*WORK REQUIRED*: Gather every line holding the string "participative".

*Items from a dataset*:
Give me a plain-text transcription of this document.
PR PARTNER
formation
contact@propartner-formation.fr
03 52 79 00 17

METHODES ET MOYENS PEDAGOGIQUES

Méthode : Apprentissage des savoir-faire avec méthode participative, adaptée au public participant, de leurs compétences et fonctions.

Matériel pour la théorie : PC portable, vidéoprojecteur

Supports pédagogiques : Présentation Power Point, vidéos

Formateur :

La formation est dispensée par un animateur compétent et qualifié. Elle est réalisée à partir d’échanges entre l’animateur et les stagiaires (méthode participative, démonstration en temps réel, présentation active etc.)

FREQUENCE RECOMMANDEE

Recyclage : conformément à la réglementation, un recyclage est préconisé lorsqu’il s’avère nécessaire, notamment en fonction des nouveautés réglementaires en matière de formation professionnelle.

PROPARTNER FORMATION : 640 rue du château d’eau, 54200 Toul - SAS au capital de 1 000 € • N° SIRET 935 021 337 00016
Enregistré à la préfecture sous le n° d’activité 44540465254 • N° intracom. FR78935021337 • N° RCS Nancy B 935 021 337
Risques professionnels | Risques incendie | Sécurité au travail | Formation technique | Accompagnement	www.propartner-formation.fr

* * *

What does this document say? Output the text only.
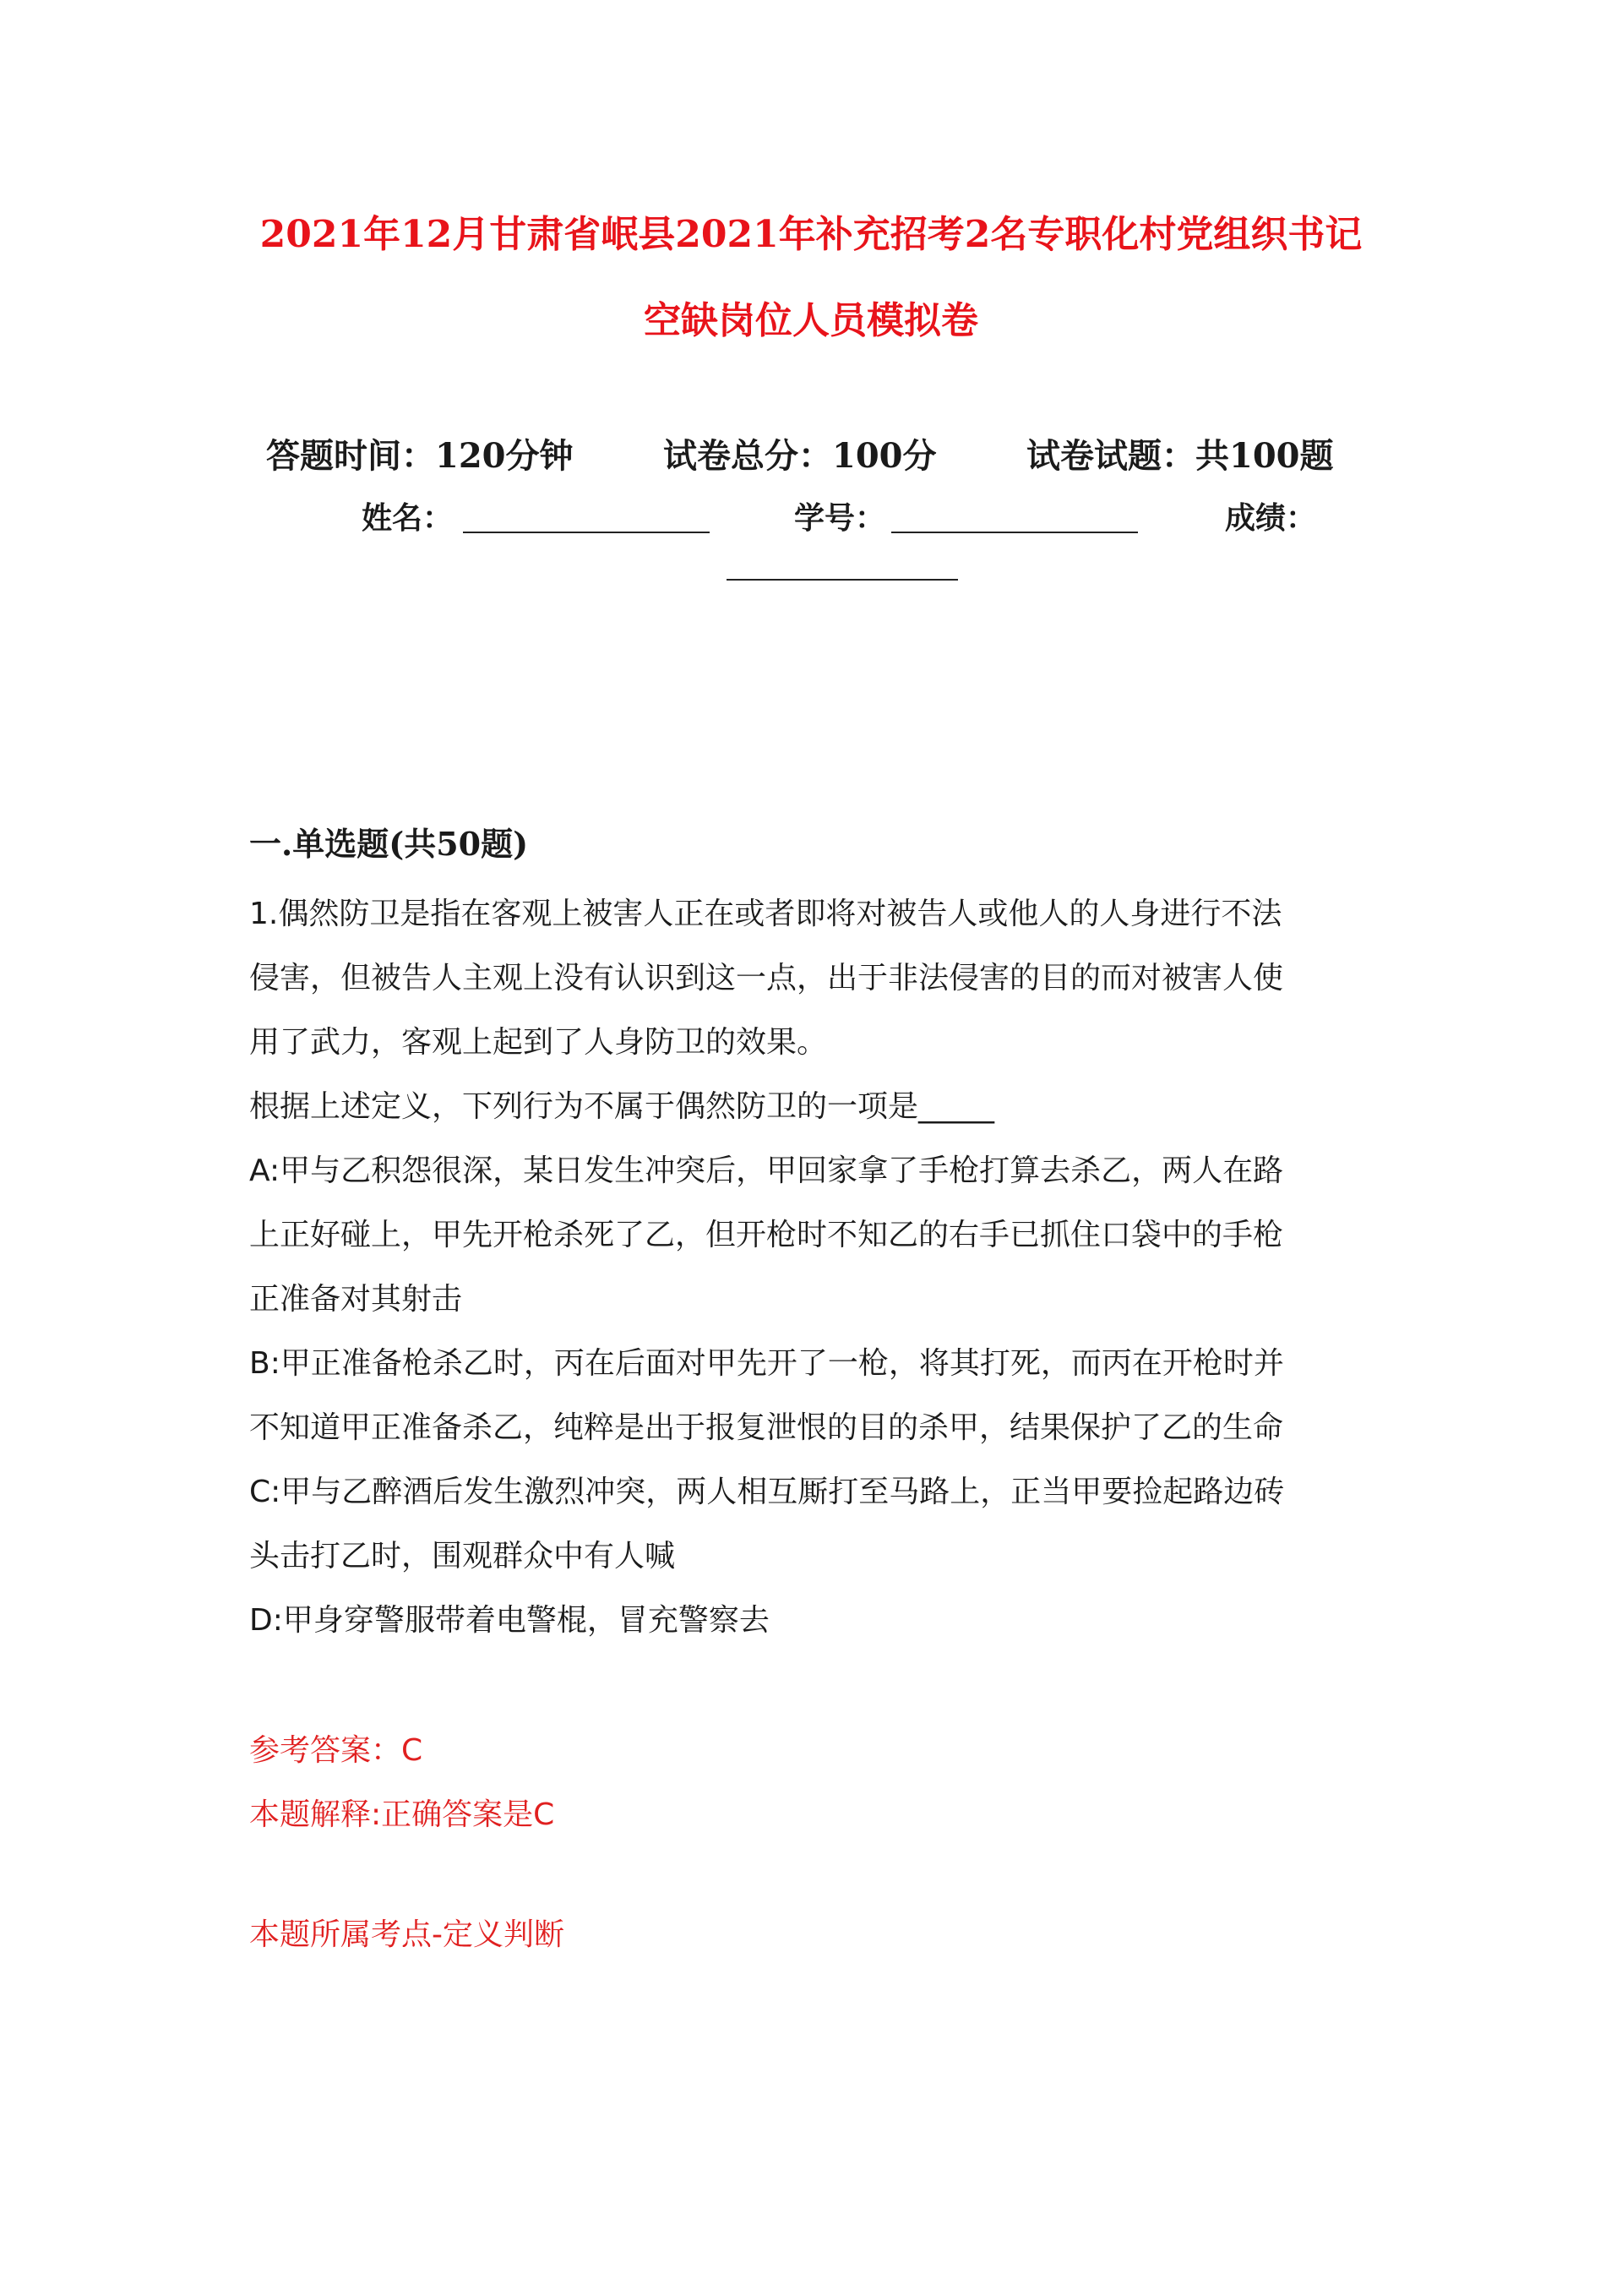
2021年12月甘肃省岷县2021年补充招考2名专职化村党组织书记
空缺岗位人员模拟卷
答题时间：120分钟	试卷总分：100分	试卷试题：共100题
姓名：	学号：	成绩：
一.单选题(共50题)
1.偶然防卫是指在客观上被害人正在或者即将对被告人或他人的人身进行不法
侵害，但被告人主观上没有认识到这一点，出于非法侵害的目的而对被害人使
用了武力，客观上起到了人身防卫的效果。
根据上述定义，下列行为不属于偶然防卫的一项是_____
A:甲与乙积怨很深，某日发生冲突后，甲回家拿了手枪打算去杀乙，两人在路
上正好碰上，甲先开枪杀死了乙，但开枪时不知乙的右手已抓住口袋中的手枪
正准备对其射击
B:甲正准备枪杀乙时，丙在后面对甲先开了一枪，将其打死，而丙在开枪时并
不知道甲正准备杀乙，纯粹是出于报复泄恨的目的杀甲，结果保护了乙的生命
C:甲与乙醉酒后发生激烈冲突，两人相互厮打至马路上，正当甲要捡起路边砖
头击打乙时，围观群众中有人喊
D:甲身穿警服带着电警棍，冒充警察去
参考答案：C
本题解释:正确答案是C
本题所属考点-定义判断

*OUTPUT FOR THIS EXERCISE*:
Méthode : Apprentissage des savoir-faire avec méthode participative, adaptée au public participant, de leurs compétences et fonctions.
La formation est dispensée par un animateur compétent et qualifié. Elle est réalisée à partir d’échanges entre l’animateur et les stagiaires (méthode participative, démonstration en temps réel, présentation active etc.)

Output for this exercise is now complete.